(WORK TO DO) Reproduce every entry exactly as shown.
[START]
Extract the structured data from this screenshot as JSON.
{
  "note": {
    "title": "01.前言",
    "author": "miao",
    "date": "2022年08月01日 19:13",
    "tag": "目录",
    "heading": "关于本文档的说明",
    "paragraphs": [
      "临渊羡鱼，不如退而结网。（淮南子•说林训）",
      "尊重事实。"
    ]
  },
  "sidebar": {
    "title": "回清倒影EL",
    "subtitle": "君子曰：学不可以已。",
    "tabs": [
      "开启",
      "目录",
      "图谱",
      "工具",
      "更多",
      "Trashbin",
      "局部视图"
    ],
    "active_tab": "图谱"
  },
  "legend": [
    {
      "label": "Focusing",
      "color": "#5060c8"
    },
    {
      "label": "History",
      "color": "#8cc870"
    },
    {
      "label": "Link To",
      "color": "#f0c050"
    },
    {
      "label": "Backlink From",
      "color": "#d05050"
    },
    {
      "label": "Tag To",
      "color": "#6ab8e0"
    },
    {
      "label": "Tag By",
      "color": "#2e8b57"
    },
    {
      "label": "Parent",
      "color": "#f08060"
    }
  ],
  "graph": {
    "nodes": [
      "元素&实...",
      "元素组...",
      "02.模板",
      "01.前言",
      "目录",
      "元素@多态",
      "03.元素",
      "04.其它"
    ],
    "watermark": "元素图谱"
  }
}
[END]
(RESPONSE FOR THIS EXERCISE)
Extract the structured data from this screenshot as JSON.
{
  "note": {
    "title": "01.前言",
    "author": "miao",
    "date": "2022年08月01日 19:13",
    "tag": "目录",
    "heading": "关于本文档的说明",
    "paragraphs": [
      "临渊羡鱼，不如退而结网。（淮南子•说林训）",
      "尊重事实。"
    ]
  },
  "sidebar": {
    "title": "回清倒影EL",
    "subtitle": "君子曰：学不可以已。",
    "tabs": [
      "开启",
      "目录",
      "图谱",
      "工具",
      "更多",
      "Trashbin",
      "局部视图"
    ],
    "active_tab": "图谱"
  },
  "legend": [
    {
      "label": "Focusing",
      "color": "#5060c8"
    },
    {
      "label": "History",
      "color": "#8cc870"
    },
    {
      "label": "Link To",
      "color": "#f0c050"
    },
    {
      "label": "Backlink From",
      "color": "#d05050"
    },
    {
      "label": "Tag To",
      "color": "#6ab8e0"
    },
    {
      "label": "Tag By",
      "color": "#2e8b57"
    },
    {
      "label": "Parent",
      "color": "#f08060"
    }
  ],
  "graph": {
    "nodes": [
      "元素&实...",
      "元素组...",
      "02.模板",
      "01.前言",
      "目录",
      "元素@多态",
      "03.元素",
      "04.其它"
    ],
    "watermark": "元素图谱"
  }
}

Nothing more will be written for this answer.